▶ _EXERCISE DETAILS_
Write out the listing below from the line containing "Extract all readable text from this page." to its last line, unaltered, ends included.

▶ _SUPPLIED MATERIAL_
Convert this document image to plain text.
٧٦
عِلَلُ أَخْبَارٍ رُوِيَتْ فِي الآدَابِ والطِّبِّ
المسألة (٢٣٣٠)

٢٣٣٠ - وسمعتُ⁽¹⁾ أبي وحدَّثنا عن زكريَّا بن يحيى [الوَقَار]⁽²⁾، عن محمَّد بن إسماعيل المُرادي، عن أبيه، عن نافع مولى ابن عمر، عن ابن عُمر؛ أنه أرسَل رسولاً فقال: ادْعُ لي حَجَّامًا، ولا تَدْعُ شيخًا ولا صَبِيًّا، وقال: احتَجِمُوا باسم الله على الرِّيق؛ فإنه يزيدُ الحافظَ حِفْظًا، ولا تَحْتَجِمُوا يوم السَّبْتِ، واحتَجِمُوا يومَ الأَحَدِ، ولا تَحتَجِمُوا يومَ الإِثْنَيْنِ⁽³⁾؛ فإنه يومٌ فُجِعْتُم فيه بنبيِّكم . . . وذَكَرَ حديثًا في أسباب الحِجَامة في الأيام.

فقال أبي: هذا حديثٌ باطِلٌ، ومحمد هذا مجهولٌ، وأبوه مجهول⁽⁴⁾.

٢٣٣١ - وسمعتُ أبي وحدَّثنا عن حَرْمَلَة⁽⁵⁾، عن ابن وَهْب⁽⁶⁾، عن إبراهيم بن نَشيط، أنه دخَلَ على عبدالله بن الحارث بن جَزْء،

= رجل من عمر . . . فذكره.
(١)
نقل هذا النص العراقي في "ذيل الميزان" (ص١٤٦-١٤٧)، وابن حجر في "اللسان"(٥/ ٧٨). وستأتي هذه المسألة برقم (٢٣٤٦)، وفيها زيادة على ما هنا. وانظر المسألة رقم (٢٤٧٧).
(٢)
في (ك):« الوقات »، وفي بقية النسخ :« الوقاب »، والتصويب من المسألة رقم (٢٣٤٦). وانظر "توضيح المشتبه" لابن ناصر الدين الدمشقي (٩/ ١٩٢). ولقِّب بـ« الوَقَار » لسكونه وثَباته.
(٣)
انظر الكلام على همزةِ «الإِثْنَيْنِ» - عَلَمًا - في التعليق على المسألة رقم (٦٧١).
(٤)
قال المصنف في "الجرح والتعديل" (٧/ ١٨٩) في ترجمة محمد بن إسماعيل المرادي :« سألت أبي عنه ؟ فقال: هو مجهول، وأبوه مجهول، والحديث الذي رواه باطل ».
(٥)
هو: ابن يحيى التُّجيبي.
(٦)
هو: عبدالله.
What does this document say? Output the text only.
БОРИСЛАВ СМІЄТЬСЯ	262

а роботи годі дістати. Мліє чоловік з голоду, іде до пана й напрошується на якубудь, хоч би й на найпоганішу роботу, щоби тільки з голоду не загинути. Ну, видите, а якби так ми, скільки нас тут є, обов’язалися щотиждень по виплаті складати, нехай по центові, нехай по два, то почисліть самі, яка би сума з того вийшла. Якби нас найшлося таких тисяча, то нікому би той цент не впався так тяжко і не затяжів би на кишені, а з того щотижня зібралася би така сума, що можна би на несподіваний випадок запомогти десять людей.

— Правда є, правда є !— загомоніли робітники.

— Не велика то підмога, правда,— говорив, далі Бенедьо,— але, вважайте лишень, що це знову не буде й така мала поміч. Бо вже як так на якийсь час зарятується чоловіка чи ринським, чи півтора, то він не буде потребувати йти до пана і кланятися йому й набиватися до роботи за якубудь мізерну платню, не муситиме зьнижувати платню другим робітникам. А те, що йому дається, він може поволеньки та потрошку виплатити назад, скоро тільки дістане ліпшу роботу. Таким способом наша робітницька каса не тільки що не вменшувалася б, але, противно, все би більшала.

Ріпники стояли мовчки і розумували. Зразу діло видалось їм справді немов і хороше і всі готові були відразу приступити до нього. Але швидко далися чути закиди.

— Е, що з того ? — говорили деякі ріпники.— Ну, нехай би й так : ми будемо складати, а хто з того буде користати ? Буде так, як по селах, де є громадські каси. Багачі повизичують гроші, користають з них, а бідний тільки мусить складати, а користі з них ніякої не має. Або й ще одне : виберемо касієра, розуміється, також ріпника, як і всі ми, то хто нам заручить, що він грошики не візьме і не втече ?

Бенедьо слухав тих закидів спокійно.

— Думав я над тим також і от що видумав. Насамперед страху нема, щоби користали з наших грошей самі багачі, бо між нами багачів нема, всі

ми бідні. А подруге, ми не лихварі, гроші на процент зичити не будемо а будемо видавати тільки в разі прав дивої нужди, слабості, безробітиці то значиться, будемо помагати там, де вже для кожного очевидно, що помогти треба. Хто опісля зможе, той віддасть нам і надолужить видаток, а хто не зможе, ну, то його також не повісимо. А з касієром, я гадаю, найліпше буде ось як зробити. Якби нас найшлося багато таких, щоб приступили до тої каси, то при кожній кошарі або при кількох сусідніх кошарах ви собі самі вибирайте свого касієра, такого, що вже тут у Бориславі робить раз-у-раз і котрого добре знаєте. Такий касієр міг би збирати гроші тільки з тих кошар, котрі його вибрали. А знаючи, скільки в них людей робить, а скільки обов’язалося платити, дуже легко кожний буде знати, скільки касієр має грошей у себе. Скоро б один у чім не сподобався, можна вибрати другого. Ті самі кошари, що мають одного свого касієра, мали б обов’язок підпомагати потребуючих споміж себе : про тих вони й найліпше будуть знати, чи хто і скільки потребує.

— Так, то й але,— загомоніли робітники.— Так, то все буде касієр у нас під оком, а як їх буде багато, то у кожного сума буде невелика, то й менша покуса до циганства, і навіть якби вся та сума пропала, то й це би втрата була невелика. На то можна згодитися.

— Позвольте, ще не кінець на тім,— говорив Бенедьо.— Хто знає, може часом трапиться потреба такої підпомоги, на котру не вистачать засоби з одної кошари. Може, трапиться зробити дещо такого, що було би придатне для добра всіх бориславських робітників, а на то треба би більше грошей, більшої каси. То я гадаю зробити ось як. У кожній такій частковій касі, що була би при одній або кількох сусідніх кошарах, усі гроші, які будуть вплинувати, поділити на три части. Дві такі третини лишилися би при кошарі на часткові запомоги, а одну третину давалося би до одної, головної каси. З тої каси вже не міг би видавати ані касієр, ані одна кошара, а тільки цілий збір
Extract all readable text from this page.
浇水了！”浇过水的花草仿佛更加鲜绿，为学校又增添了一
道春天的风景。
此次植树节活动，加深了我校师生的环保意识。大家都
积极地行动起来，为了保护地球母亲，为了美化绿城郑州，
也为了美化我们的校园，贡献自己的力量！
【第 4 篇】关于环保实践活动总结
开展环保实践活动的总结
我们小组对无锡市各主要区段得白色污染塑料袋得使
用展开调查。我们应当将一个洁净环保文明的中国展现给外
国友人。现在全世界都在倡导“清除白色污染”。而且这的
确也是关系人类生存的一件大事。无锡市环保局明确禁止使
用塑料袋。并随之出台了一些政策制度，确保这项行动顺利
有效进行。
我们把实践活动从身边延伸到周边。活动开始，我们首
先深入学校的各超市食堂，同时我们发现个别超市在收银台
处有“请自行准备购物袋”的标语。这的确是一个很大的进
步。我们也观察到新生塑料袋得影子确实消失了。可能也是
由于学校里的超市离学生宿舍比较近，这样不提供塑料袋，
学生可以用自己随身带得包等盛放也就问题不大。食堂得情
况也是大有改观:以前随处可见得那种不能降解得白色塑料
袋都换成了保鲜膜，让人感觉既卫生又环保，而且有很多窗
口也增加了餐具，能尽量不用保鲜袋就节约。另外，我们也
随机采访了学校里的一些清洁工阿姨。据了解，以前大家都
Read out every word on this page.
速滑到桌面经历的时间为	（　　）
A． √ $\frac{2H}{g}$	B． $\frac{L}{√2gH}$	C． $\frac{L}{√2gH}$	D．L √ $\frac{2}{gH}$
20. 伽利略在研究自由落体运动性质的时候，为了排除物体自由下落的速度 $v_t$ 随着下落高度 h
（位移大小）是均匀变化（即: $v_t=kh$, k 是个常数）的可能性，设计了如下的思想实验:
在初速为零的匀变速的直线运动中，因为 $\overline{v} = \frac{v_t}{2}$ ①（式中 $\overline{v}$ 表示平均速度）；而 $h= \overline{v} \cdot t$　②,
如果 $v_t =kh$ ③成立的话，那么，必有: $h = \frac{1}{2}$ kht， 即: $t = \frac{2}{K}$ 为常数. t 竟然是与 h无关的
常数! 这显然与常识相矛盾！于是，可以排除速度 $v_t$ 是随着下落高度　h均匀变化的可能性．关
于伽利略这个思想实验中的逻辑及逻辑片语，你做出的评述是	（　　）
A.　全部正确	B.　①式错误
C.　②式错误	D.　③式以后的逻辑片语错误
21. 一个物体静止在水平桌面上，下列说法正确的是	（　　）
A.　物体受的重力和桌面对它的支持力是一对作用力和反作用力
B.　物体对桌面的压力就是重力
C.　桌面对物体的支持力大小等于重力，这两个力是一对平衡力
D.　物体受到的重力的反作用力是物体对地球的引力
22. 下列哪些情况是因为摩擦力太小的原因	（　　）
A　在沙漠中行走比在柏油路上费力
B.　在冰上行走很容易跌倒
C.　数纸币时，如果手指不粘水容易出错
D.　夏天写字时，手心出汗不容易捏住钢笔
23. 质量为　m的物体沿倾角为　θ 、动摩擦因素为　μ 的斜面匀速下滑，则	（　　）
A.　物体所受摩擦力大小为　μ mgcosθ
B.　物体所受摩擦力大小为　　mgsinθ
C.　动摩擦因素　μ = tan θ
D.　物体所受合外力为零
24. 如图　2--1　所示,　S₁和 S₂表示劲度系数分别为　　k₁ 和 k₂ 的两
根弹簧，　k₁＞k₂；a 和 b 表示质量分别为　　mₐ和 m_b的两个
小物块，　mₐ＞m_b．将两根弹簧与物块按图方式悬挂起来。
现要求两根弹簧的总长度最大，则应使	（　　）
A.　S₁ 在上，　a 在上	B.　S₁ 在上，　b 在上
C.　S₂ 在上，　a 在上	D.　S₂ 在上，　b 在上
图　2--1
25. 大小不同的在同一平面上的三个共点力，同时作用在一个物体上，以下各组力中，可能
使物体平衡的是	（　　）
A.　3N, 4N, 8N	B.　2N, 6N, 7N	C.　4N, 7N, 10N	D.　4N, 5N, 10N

▶ _THE REPLY_
Extract all readable text from this page.
浇水了！”浇过水的花草仿佛更加鲜绿，为学校又增添了一
道春天的风景。
此次植树节活动，加深了我校师生的环保意识。大家都
积极地行动起来，为了保护地球母亲，为了美化绿城郑州，
也为了美化我们的校园，贡献自己的力量！
【第 4 篇】关于环保实践活动总结
开展环保实践活动的总结
我们小组对无锡市各主要区段得白色污染塑料袋得使
用展开调查。我们应当将一个洁净环保文明的中国展现给外
国友人。现在全世界都在倡导“清除白色污染”。而且这的
确也是关系人类生存的一件大事。无锡市环保局明确禁止使
用塑料袋。并随之出台了一些政策制度，确保这项行动顺利
有效进行。
我们把实践活动从身边延伸到周边。活动开始，我们首
先深入学校的各超市食堂，同时我们发现个别超市在收银台
处有“请自行准备购物袋”的标语。这的确是一个很大的进
步。我们也观察到新生塑料袋得影子确实消失了。可能也是
由于学校里的超市离学生宿舍比较近，这样不提供塑料袋，
学生可以用自己随身带得包等盛放也就问题不大。食堂得情
况也是大有改观:以前随处可见得那种不能降解得白色塑料
袋都换成了保鲜膜，让人感觉既卫生又环保，而且有很多窗
口也增加了餐具，能尽量不用保鲜袋就节约。另外，我们也
随机采访了学校里的一些清洁工阿姨。据了解，以前大家都
Read out every word on this page.
速滑到桌面经历的时间为	（　　）
A． √ $\frac{2H}{g}$	B． $\frac{L}{√2gH}$	C． $\frac{L}{√2gH}$	D．L √ $\frac{2}{gH}$
20. 伽利略在研究自由落体运动性质的时候，为了排除物体自由下落的速度 $v_t$ 随着下落高度 h
（位移大小）是均匀变化（即: $v_t=kh$, k 是个常数）的可能性，设计了如下的思想实验:
在初速为零的匀变速的直线运动中，因为 $\overline{v} = \frac{v_t}{2}$ ①（式中 $\overline{v}$ 表示平均速度）；而 $h= \overline{v} \cdot t$　②,
如果 $v_t =kh$ ③成立的话，那么，必有: $h = \frac{1}{2}$ kht， 即: $t = \frac{2}{K}$ 为常数. t 竟然是与 h无关的
常数! 这显然与常识相矛盾！于是，可以排除速度 $v_t$ 是随着下落高度　h均匀变化的可能性．关
于伽利略这个思想实验中的逻辑及逻辑片语，你做出的评述是	（　　）
A.　全部正确	B.　①式错误
C.　②式错误	D.　③式以后的逻辑片语错误
21. 一个物体静止在水平桌面上，下列说法正确的是	（　　）
A.　物体受的重力和桌面对它的支持力是一对作用力和反作用力
B.　物体对桌面的压力就是重力
C.　桌面对物体的支持力大小等于重力，这两个力是一对平衡力
D.　物体受到的重力的反作用力是物体对地球的引力
22. 下列哪些情况是因为摩擦力太小的原因	（　　）
A　在沙漠中行走比在柏油路上费力
B.　在冰上行走很容易跌倒
C.　数纸币时，如果手指不粘水容易出错
D.　夏天写字时，手心出汗不容易捏住钢笔
23. 质量为　m的物体沿倾角为　θ 、动摩擦因素为　μ 的斜面匀速下滑，则	（　　）
A.　物体所受摩擦力大小为　μ mgcosθ
B.　物体所受摩擦力大小为　　mgsinθ
C.　动摩擦因素　μ = tan θ
D.　物体所受合外力为零
24. 如图　2--1　所示,　S₁和 S₂表示劲度系数分别为　　k₁ 和 k₂ 的两
根弹簧，　k₁＞k₂；a 和 b 表示质量分别为　　mₐ和 m_b的两个
小物块，　mₐ＞m_b．将两根弹簧与物块按图方式悬挂起来。
现要求两根弹簧的总长度最大，则应使	（　　）
A.　S₁ 在上，　a 在上	B.　S₁ 在上，　b 在上
C.　S₂ 在上，　a 在上	D.　S₂ 在上，　b 在上
图　2--1
25. 大小不同的在同一平面上的三个共点力，同时作用在一个物体上，以下各组力中，可能
使物体平衡的是	（　　）
A.　3N, 4N, 8N	B.　2N, 6N, 7N	C.　4N, 7N, 10N	D.　4N, 5N, 10N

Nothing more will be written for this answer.